*** Records Section Begins ***

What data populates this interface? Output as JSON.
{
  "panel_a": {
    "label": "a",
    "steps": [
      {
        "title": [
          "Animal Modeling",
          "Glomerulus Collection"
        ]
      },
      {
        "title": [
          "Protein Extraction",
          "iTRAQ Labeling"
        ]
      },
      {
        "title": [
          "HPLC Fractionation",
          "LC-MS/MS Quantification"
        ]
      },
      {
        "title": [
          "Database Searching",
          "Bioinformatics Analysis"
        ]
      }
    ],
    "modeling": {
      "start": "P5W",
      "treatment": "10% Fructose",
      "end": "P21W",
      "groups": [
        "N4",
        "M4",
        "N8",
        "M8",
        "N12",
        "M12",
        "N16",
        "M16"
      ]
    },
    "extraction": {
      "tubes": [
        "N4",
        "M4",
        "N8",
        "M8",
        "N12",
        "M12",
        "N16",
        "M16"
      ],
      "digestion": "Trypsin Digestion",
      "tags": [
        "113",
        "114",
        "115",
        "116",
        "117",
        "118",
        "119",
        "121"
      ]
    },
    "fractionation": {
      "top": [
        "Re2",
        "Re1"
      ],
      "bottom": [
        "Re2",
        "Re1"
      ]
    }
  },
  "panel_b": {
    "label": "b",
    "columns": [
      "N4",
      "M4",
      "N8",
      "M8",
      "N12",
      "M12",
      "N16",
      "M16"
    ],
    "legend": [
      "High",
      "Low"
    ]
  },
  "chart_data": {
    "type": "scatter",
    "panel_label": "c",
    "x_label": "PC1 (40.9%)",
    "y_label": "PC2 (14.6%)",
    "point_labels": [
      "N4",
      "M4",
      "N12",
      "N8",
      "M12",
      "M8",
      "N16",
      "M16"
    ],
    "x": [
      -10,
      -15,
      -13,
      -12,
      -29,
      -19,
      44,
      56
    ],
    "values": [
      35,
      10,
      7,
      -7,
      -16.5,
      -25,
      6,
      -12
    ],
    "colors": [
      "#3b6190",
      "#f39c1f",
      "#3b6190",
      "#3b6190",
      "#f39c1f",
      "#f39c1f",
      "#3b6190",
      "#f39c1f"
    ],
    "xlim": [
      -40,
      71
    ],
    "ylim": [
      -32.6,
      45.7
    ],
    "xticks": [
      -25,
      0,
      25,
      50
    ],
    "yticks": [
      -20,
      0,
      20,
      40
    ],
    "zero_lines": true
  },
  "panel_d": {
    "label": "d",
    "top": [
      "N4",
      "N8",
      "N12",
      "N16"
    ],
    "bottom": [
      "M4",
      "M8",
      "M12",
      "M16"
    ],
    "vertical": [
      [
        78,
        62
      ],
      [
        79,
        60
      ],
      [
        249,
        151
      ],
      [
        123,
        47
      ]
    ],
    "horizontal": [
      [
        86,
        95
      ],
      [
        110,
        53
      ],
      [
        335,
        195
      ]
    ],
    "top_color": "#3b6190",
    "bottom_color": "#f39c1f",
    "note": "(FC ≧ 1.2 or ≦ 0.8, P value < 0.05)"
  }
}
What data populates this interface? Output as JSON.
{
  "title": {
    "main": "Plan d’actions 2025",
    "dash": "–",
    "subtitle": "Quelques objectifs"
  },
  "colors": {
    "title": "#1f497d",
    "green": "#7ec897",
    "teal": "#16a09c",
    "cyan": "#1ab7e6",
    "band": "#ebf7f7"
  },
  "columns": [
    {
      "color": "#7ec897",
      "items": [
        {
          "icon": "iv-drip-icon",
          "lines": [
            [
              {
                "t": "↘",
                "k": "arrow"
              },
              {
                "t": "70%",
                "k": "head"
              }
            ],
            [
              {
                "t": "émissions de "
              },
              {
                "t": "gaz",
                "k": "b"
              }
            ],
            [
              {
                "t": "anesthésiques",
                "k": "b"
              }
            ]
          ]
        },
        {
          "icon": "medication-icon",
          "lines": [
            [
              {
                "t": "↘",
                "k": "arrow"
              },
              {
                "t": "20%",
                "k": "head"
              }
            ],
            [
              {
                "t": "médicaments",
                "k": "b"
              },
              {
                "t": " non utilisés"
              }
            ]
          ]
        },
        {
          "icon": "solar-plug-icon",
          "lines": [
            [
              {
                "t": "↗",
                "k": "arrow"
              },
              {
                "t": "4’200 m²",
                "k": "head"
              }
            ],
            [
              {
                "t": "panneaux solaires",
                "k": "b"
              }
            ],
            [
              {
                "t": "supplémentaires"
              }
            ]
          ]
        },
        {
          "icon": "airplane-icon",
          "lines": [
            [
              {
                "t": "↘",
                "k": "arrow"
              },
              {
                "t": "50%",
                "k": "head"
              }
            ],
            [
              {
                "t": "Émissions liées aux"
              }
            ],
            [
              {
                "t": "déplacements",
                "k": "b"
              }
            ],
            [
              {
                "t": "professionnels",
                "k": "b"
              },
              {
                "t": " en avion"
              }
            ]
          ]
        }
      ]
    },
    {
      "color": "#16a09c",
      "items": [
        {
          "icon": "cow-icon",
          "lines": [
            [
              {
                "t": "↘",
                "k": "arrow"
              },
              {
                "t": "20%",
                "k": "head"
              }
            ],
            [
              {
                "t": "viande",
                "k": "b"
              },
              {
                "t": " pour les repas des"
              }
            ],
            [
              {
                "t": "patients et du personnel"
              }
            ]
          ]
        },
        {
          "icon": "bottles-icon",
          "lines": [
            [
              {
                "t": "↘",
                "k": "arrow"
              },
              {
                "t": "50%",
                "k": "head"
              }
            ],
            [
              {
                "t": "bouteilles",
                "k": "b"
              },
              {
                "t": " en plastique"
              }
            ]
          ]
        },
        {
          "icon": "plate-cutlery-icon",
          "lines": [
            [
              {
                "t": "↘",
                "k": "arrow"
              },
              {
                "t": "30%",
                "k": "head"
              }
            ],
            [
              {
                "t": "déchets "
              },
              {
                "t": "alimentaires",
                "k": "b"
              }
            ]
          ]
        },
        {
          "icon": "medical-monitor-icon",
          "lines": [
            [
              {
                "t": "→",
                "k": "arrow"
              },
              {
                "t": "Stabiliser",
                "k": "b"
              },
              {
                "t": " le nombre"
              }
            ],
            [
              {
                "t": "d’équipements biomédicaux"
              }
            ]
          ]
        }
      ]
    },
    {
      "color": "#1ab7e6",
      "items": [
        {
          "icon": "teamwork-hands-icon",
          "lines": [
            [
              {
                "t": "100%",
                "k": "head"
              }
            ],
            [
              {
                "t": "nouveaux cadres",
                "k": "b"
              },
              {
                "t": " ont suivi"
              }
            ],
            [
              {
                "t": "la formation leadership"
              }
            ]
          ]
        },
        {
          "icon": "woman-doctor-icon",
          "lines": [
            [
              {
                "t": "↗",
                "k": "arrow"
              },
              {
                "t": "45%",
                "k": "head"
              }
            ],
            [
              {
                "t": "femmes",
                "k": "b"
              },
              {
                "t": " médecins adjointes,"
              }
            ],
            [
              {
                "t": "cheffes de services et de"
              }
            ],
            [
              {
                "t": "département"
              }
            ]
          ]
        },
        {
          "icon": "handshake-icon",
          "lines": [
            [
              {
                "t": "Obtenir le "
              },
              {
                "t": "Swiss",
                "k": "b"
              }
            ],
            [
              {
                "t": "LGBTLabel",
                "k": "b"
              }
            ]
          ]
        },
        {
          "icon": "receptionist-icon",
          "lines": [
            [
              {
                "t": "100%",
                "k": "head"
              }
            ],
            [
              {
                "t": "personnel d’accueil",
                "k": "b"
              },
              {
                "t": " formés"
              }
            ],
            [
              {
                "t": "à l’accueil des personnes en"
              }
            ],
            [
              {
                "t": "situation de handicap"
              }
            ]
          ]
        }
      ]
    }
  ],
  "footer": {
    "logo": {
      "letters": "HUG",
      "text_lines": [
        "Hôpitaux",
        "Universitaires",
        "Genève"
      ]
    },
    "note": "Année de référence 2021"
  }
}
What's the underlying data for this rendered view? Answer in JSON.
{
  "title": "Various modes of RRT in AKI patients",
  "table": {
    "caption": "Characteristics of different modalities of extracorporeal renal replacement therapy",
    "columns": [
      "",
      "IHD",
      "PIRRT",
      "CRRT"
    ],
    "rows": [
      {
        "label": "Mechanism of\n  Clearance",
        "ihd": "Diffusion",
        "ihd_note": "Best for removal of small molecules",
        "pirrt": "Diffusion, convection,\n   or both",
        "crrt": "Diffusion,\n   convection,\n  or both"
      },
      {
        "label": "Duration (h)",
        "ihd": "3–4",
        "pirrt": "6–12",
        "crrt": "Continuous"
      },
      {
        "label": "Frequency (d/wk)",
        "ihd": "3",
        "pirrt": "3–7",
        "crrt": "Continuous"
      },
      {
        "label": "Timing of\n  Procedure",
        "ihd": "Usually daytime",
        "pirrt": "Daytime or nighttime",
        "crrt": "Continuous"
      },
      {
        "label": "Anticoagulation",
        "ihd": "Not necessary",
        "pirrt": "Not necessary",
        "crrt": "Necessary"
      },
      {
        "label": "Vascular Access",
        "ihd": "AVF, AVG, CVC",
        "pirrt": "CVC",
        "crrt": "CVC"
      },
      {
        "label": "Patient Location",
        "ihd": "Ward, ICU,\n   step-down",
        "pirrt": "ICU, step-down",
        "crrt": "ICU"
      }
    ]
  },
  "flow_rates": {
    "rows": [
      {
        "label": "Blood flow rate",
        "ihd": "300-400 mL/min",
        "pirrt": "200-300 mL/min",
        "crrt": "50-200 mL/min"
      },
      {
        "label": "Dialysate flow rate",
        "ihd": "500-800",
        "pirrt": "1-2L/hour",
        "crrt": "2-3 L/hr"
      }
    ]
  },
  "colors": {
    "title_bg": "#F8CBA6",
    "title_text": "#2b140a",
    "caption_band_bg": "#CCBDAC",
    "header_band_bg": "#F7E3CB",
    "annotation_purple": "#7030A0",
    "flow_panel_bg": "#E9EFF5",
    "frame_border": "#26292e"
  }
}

*** Records Section Ends ***

[Your instructions]
Collect from the data above every line that includes "convection".

[Response]
        "pirrt": "Diffusion, convection,\n   or both",
        "crrt": "Diffusion,\n   convection,\n  or both"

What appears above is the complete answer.